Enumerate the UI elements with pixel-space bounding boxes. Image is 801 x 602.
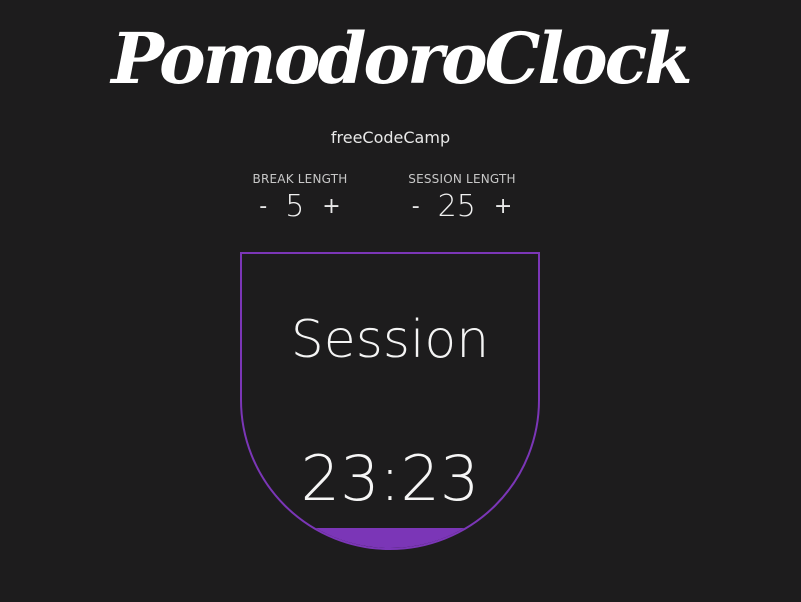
timer-time: 23:23: [300, 442, 480, 515]
break-increment-button[interactable]: +: [320, 192, 342, 222]
session-length-label: SESSION LENGTH: [408, 172, 516, 186]
timer-mode-label: Session: [290, 310, 490, 370]
break-length-value: 5: [285, 189, 305, 224]
pomodoro-page: PomodoroClock freeCodeCamp BREAK LENGTH …: [0, 0, 801, 602]
break-decrement-button[interactable]: -: [257, 192, 269, 222]
session-decrement-button[interactable]: -: [410, 192, 422, 222]
session-increment-button[interactable]: +: [492, 192, 514, 222]
subtitle: freeCodeCamp: [330, 128, 451, 147]
page-title: PomodoroClock: [111, 17, 693, 100]
timer-progress-fill: [242, 528, 538, 548]
break-length-row: - 5 +: [220, 192, 380, 222]
session-length-row: - 25 +: [382, 192, 542, 222]
session-length-value: 25: [437, 189, 476, 224]
break-length-control: BREAK LENGTH - 5 +: [220, 172, 380, 222]
break-length-label: BREAK LENGTH: [252, 172, 348, 186]
session-length-control: SESSION LENGTH - 25 +: [382, 172, 542, 222]
timer-display[interactable]: Session 23:23: [240, 252, 540, 550]
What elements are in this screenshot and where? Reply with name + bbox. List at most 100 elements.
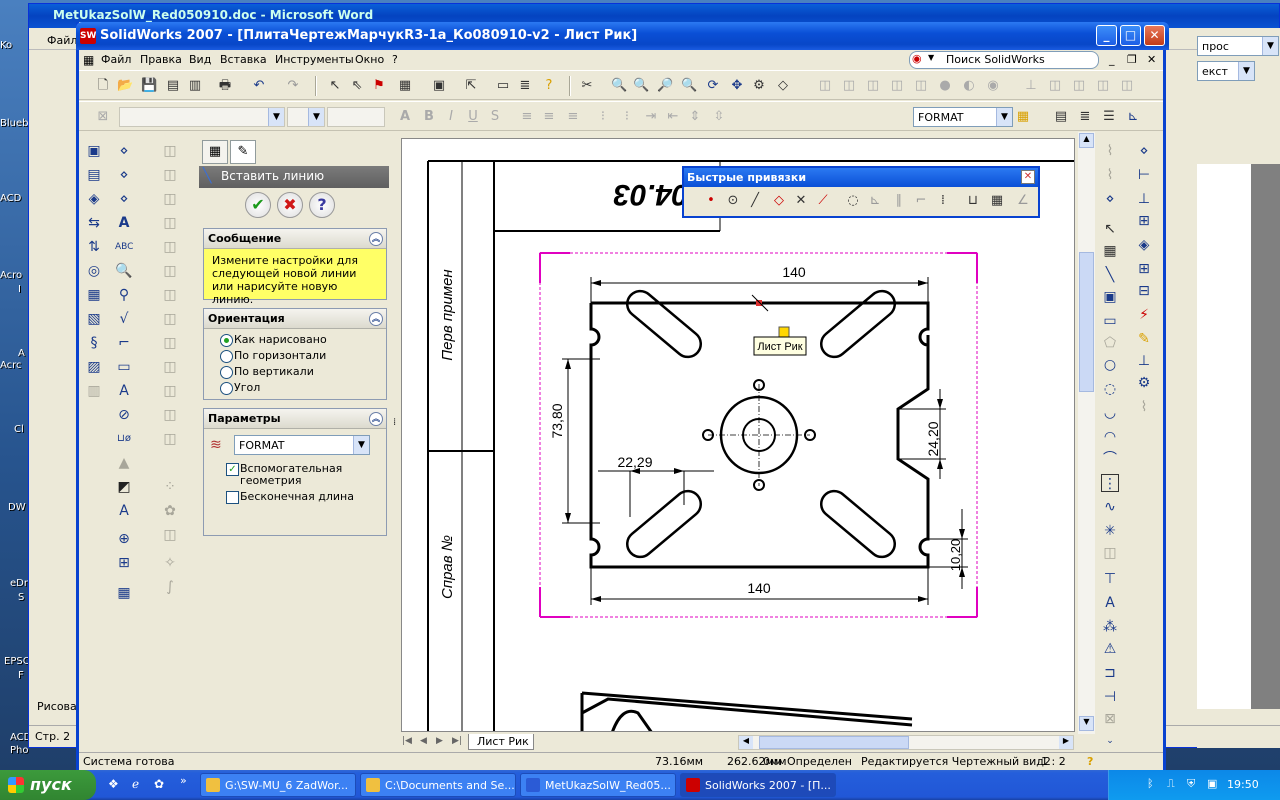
◇ ◇ ◇ ◇ ◇ ◇ ◇
* WHAT IS ASKED *
Rewrite the records as a Markdown table with the columns "Row" and "Line", starting at the beginning of the records and continuing up to and including the line containing "timer-display[interactable]: Session 23:23: [240, 252, 540, 550]". Give each line its own row with a row number, and omit blank lines and pictures.

* COMPLETE ANSWER *
| Row | Line |
|---|---|
| 1 | Enumerate the UI elements with pixel-space bounding boxes. Image is 801 x 602. |
| 2 | timer-time: 23:23: [300, 442, 480, 515] |
| 3 | break-increment-button[interactable]: +: [320, 192, 342, 222] |
| 4 | session-length-label: SESSION LENGTH: [408, 172, 516, 186] |
| 5 | timer-mode-label: Session: [290, 310, 490, 370] |
| 6 | break-length-value: 5: [285, 189, 305, 224] |
| 7 | pomodoro-page: PomodoroClock freeCodeCamp BREAK LENGTH …: [0, 0, 801, 602] |
| 8 | break-decrement-button[interactable]: -: [257, 192, 269, 222] |
| 9 | session-decrement-button[interactable]: -: [410, 192, 422, 222] |
| 10 | session-increment-button[interactable]: +: [492, 192, 514, 222] |
| 11 | subtitle: freeCodeCamp: [330, 128, 451, 147] |
| 12 | page-title: PomodoroClock: [111, 17, 693, 100] |
| 13 | timer-progress-fill: [242, 528, 538, 548] |
| 14 | break-length-row: - 5 +: [220, 192, 380, 222] |
| 15 | session-length-row: - 25 +: [382, 192, 542, 222] |
| 16 | session-length-value: 25: [437, 189, 476, 224] |
| 17 | break-length-control: BREAK LENGTH - 5 +: [220, 172, 380, 222] |
| 18 | break-length-label: BREAK LENGTH: [252, 172, 348, 186] |
| 19 | session-length-control: SESSION LENGTH - 25 +: [382, 172, 542, 222] |
| 20 | timer-display[interactable]: Session 23:23: [240, 252, 540, 550] |